→ EXERCISE BRIEF: Retype precisely the section of the data that starts at the line containing "Extract the structured" and runs to its final line, ends included.

--------------------------------

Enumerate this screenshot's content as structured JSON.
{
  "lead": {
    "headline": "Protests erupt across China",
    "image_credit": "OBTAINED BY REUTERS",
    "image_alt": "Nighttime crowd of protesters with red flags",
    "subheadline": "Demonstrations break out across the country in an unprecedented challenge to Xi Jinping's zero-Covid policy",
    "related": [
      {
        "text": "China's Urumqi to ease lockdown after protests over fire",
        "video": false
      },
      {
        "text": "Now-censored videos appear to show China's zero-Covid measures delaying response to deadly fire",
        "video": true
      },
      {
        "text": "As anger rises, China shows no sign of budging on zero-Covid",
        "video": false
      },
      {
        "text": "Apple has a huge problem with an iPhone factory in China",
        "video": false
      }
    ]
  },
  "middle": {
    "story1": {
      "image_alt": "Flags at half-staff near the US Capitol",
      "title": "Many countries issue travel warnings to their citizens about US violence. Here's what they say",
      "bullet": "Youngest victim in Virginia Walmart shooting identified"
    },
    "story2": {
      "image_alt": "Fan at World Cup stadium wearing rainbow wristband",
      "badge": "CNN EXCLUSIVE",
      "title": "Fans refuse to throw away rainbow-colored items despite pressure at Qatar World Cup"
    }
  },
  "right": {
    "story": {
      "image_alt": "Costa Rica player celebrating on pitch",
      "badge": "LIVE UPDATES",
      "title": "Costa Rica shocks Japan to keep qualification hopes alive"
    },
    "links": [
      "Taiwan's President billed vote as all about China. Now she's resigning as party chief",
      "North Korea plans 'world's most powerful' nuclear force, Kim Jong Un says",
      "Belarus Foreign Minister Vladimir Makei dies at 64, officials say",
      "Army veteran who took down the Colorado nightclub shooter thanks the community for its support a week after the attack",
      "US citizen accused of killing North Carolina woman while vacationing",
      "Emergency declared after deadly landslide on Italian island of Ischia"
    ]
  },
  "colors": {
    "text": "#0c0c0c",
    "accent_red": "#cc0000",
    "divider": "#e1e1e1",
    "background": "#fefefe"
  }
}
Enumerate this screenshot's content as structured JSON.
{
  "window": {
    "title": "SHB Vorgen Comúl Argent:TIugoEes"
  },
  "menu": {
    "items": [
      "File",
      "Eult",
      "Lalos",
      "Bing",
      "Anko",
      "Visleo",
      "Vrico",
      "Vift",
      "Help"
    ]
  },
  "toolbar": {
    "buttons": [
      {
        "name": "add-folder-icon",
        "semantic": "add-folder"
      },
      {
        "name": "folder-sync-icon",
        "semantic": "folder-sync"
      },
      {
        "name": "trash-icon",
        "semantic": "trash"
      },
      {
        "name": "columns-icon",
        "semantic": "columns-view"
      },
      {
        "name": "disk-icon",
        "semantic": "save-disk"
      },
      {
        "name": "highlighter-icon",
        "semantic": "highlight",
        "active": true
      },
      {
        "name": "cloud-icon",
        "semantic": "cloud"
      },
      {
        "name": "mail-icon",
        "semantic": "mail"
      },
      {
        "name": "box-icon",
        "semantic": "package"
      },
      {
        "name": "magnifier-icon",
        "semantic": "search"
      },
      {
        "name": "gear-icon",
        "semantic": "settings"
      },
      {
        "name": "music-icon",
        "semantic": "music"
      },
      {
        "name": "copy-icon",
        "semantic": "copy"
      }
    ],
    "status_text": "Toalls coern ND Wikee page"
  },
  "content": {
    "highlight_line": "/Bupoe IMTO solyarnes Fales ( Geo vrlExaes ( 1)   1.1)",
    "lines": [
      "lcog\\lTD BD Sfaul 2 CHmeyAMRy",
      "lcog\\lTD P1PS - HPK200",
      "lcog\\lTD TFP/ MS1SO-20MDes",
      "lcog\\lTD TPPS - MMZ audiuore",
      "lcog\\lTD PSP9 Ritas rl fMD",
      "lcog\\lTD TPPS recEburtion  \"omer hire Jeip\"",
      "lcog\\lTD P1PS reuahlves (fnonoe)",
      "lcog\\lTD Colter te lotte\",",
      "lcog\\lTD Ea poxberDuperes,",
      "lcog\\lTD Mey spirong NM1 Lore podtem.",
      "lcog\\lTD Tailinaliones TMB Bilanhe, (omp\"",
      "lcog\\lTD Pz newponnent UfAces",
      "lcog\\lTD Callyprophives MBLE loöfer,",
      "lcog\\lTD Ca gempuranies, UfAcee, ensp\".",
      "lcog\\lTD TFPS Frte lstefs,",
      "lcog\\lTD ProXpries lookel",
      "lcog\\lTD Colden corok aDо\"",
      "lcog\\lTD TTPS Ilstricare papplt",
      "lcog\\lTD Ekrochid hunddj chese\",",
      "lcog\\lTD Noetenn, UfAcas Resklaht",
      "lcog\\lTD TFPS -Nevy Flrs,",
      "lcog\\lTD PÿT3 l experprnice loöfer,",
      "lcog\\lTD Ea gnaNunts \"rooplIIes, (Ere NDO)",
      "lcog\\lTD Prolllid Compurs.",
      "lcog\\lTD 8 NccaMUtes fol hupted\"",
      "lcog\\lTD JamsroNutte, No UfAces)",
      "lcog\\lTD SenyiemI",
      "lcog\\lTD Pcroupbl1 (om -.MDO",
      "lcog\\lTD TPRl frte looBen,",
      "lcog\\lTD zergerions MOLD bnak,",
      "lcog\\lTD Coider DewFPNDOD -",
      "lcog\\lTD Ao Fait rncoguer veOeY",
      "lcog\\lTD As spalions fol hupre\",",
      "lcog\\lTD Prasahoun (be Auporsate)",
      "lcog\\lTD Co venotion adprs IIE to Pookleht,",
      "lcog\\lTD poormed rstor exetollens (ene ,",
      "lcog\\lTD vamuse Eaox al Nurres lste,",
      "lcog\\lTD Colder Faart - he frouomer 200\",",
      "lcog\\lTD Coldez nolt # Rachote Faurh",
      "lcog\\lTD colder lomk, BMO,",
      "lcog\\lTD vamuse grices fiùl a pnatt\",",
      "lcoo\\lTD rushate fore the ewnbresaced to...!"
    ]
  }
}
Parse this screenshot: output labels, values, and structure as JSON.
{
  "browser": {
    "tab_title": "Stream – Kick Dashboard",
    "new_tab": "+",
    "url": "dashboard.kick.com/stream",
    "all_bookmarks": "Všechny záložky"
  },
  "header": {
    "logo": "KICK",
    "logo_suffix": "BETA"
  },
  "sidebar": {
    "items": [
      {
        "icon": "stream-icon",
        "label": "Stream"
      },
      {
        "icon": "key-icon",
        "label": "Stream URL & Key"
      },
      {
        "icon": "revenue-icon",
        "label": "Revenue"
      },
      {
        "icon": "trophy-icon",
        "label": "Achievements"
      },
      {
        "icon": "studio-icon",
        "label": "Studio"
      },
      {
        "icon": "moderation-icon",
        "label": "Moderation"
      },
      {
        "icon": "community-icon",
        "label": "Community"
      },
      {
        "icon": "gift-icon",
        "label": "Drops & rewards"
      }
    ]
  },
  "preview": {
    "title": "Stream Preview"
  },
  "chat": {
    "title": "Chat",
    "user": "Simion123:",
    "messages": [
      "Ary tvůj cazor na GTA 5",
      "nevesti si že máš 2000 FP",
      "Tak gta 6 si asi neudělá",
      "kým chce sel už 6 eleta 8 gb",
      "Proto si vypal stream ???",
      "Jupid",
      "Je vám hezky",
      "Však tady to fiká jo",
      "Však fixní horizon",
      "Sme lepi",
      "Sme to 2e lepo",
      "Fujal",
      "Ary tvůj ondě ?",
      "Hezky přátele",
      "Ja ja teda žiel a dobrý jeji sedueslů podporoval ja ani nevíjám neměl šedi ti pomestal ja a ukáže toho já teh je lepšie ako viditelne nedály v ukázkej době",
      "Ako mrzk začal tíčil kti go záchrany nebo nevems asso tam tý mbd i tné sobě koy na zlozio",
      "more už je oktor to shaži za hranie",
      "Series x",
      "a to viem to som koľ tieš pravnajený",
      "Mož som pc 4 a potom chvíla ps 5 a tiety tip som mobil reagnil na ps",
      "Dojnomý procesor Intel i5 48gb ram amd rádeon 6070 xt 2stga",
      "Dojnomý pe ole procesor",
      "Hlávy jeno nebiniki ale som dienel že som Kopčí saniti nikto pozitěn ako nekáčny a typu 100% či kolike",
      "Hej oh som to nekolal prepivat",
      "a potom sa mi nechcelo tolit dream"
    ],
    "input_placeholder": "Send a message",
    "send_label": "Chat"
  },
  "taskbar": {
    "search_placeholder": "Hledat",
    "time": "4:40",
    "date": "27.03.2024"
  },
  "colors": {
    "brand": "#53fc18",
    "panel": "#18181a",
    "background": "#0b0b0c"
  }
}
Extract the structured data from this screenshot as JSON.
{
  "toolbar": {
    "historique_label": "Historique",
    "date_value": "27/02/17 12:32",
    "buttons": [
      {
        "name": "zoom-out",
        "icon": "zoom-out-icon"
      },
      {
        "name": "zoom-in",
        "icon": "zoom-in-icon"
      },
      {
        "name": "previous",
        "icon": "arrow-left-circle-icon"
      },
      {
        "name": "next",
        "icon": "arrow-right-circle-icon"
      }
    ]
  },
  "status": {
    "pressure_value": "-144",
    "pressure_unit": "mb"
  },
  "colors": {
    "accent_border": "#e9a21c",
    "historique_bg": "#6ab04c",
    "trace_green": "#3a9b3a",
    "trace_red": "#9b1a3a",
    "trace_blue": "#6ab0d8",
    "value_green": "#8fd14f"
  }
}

--------------------------------

→ CORRECT RESULT:
Extract the structured data from this screenshot as JSON.
{
  "toolbar": {
    "historique_label": "Historique",
    "date_value": "27/02/17 12:32",
    "buttons": [
      {
        "name": "zoom-out",
        "icon": "zoom-out-icon"
      },
      {
        "name": "zoom-in",
        "icon": "zoom-in-icon"
      },
      {
        "name": "previous",
        "icon": "arrow-left-circle-icon"
      },
      {
        "name": "next",
        "icon": "arrow-right-circle-icon"
      }
    ]
  },
  "status": {
    "pressure_value": "-144",
    "pressure_unit": "mb"
  },
  "colors": {
    "accent_border": "#e9a21c",
    "historique_bg": "#6ab04c",
    "trace_green": "#3a9b3a",
    "trace_red": "#9b1a3a",
    "trace_blue": "#6ab0d8",
    "value_green": "#8fd14f"
  }
}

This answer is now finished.